►

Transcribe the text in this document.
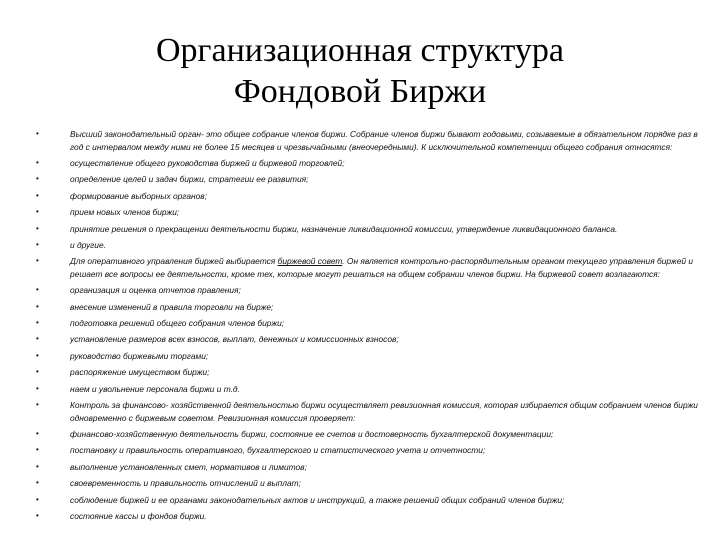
Организационная структура
Фондовой Биржи
•	Высший законодательный орган- это общее собрание членов биржи. Собрание членов биржи бывают годовыми, созываемые в обязательном порядке раз в год с интервалом между ними не более 15 месяцев и чрезвычайными (внеочередными). К исключительной компетенции общего собрания относятся:
•	осуществление общего руководства биржей и биржевой торговлей;
•	определение целей и задач биржи, стратегии ее развития;
•	формирование выборных органов;
•	прием новых членов биржи;
•	принятие решения о прекращении деятельности биржи, назначение ликвидационной комиссии, утверждение ликвидационного баланса.
•	и другие.
•	Для оперативного управления биржей выбирается биржевой совет. Он является контрольно-распорядительным органом текущего управления биржей и решает все вопросы ее деятельности, кроме тех, которые могут решаться на общем собрании членов биржи. На биржевой совет возлагаются:
•	организация и оценка отчетов правления;
•	внесение изменений в правила торговли на бирже;
•	подготовка решений общего собрания членов биржи;
•	установление размеров всех взносов, выплат, денежных и комиссионных взносов;
•	руководство биржевыми торгами;
•	распоряжение имуществом биржи;
•	наем и увольнение персонала биржи и т.д.
•	Контроль за финансово- хозяйственной деятельностью биржи осуществляет ревизионная комиссия, которая избирается общим собранием членов биржи одновременно с биржевым советом. Ревизионная комиссия проверяет:
•	финансово-хозяйственную деятельность биржи, состояние ее счетов и достоверность бухгалтерской документации;
•	постановку и правильность оперативного, бухгалтерского и статистического учета и отчетности;
•	выполнение установленных смет, нормативов и лимитов;
•	своевременность и правильность отчислений и выплат;
•	соблюдение биржей и ее органами законодательных актов и инструкций, а также решений общих собраний членов биржи;
•	состояние кассы и фондов биржи.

◄

__EXERCISE__
Locate the word "решений" in the entries, and copy every line where it is found.

__THE OUTPUT__
•	подготовка решений общего собрания членов биржи;
•	соблюдение биржей и ее органами законодательных актов и инструкций, а также решений общих собраний членов биржи;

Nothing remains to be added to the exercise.